# Exercise requirements:
Write out all the entries word for word and omit any pictures.

Stored data
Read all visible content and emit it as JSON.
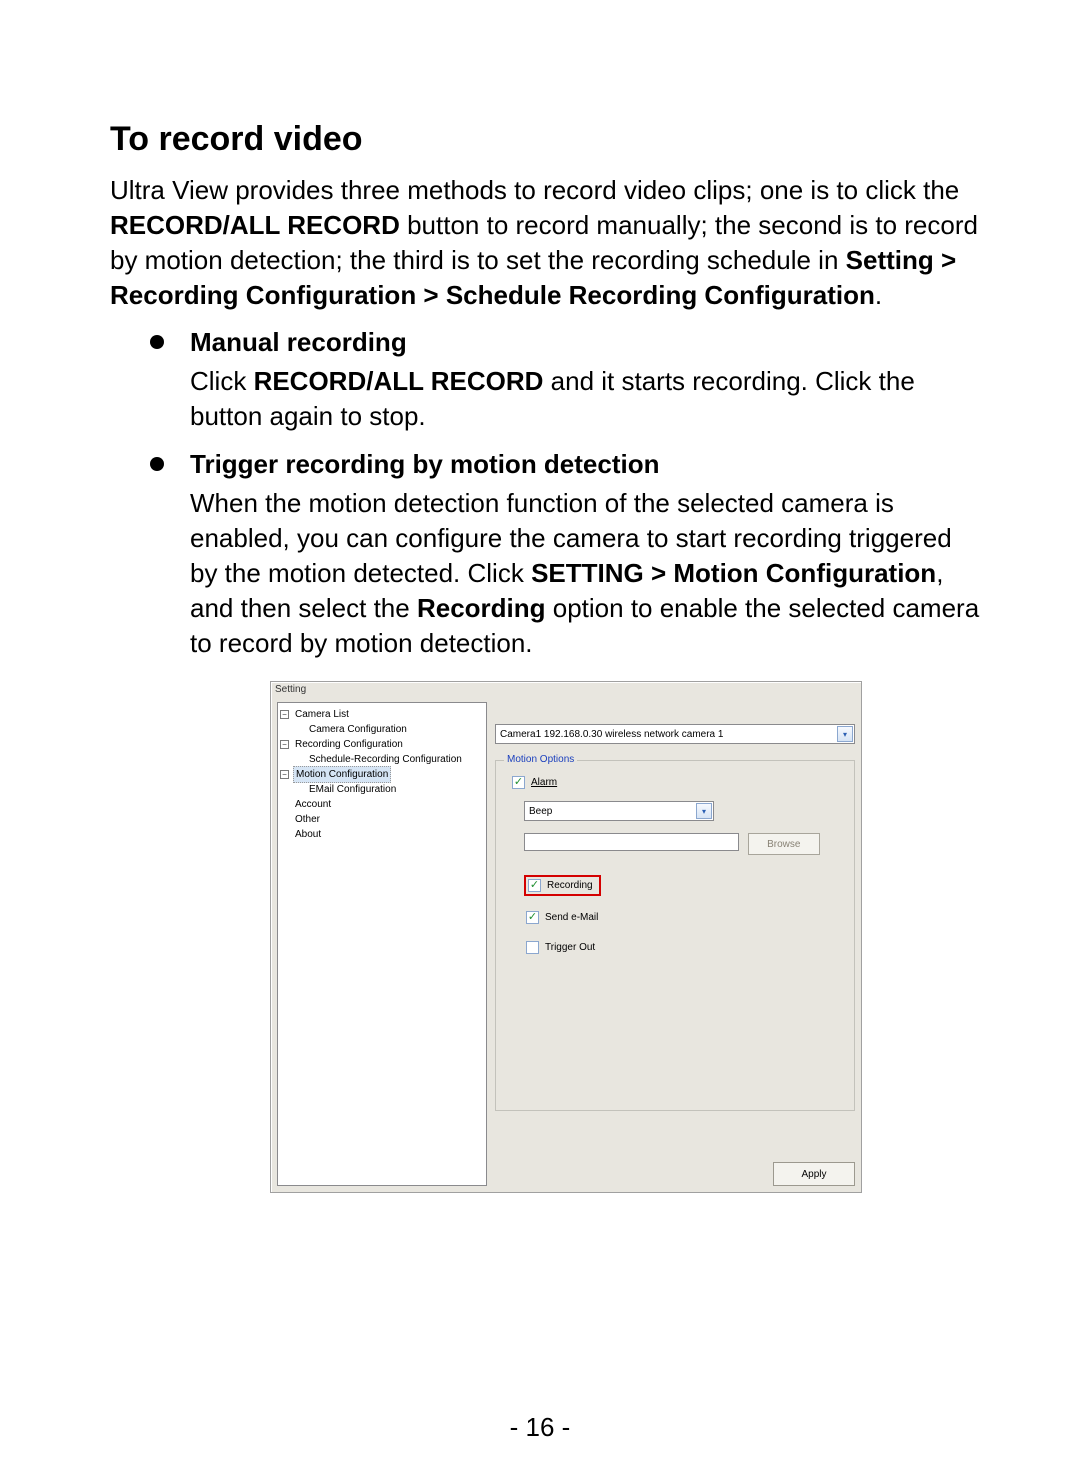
{
  "title": "To record video",
  "intro_parts": {
    "p1_a": "Ultra View provides three methods to record video clips; one is to click the ",
    "p1_b": "RECORD/ALL RECORD",
    "p1_c": " button to record manually; the second is to record by motion detection; the third is to set the recording schedule in ",
    "p1_d": "Setting > Recording Configuration > Schedule Recording Configuration",
    "p1_e": "."
  },
  "manual": {
    "heading": "Manual recording",
    "body_a": "Click ",
    "body_b": "RECORD/ALL RECORD",
    "body_c": " and it starts recording. Click the button again to stop."
  },
  "trigger": {
    "heading": "Trigger recording by motion detection",
    "body_a": "When the motion detection function of the selected camera is enabled, you can configure the camera to start recording triggered by the motion detected. Click ",
    "body_b": "SETTING > Motion Configuration",
    "body_c": ", and then select the ",
    "body_d": "Recording",
    "body_e": " option to enable the selected camera to record by motion detection."
  },
  "screenshot": {
    "window_title": "Setting",
    "tree": {
      "n0": "Camera List",
      "n0a": "Camera Configuration",
      "n1": "Recording Configuration",
      "n1a": "Schedule-Recording Configuration",
      "n2": "Motion Configuration",
      "n2a": "EMail Configuration",
      "n3": "Account",
      "n4": "Other",
      "n5": "About"
    },
    "camera_dropdown": "Camera1 192.168.0.30 wireless network camera 1",
    "motion_legend": "Motion Options",
    "alarm_label": "Alarm",
    "alarm_dropdown": "Beep",
    "browse_button": "Browse",
    "opt_recording": "Recording",
    "opt_sendemail": "Send e-Mail",
    "opt_triggerout": "Trigger Out",
    "apply_button": "Apply"
  },
  "page_number": "- 16 -",
  "glyphs": {
    "minus": "−",
    "chevron": "▾",
    "check": "✓"
  }
}
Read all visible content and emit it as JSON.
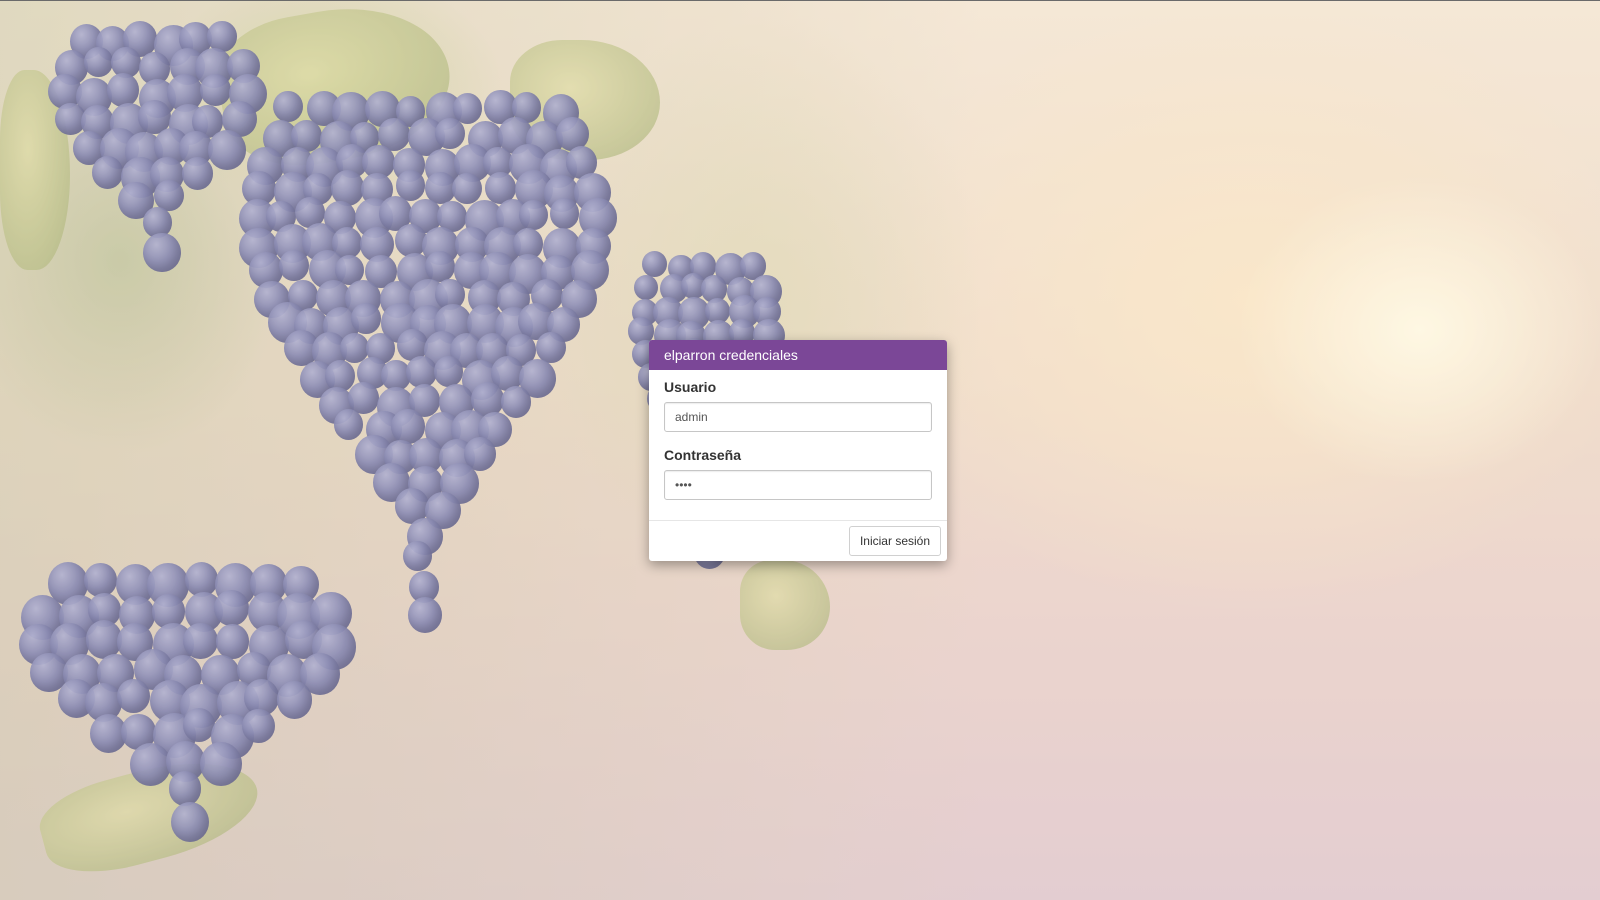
{
  "modal": {
    "title": "elparron credenciales",
    "username_label": "Usuario",
    "username_value": "admin",
    "password_label": "Contraseña",
    "password_value": "••••",
    "submit_label": "Iniciar sesión"
  },
  "colors": {
    "header_purple": "#7b4797"
  }
}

# Solution to this task:
Read all visible content and emit it as JSON.
{
  "title": "To record video",
  "intro_parts": {
    "p1_a": "Ultra View provides three methods to record video clips; one is to click the ",
    "p1_b": "RECORD/ALL RECORD",
    "p1_c": " button to record manually; the second is to record by motion detection; the third is to set the recording schedule in ",
    "p1_d": "Setting > Recording Configuration > Schedule Recording Configuration",
    "p1_e": "."
  },
  "manual": {
    "heading": "Manual recording",
    "body_a": "Click ",
    "body_b": "RECORD/ALL RECORD",
    "body_c": " and it starts recording. Click the button again to stop."
  },
  "trigger": {
    "heading": "Trigger recording by motion detection",
    "body_a": "When the motion detection function of the selected camera is enabled, you can configure the camera to start recording triggered by the motion detected. Click ",
    "body_b": "SETTING > Motion Configuration",
    "body_c": ", and then select the ",
    "body_d": "Recording",
    "body_e": " option to enable the selected camera to record by motion detection."
  },
  "screenshot": {
    "window_title": "Setting",
    "tree": {
      "n0": "Camera List",
      "n0a": "Camera Configuration",
      "n1": "Recording Configuration",
      "n1a": "Schedule-Recording Configuration",
      "n2": "Motion Configuration",
      "n2a": "EMail Configuration",
      "n3": "Account",
      "n4": "Other",
      "n5": "About"
    },
    "camera_dropdown": "Camera1 192.168.0.30 wireless network camera 1",
    "motion_legend": "Motion Options",
    "alarm_label": "Alarm",
    "alarm_dropdown": "Beep",
    "browse_button": "Browse",
    "opt_recording": "Recording",
    "opt_sendemail": "Send e-Mail",
    "opt_triggerout": "Trigger Out",
    "apply_button": "Apply"
  },
  "page_number": "- 16 -",
  "glyphs": {
    "minus": "−",
    "chevron": "▾",
    "check": "✓"
  }
}
Read all visible content and emit it as JSON.
{
  "modal": {
    "title": "elparron credenciales",
    "username_label": "Usuario",
    "username_value": "admin",
    "password_label": "Contraseña",
    "password_value": "••••",
    "submit_label": "Iniciar sesión"
  },
  "colors": {
    "header_purple": "#7b4797"
  }
}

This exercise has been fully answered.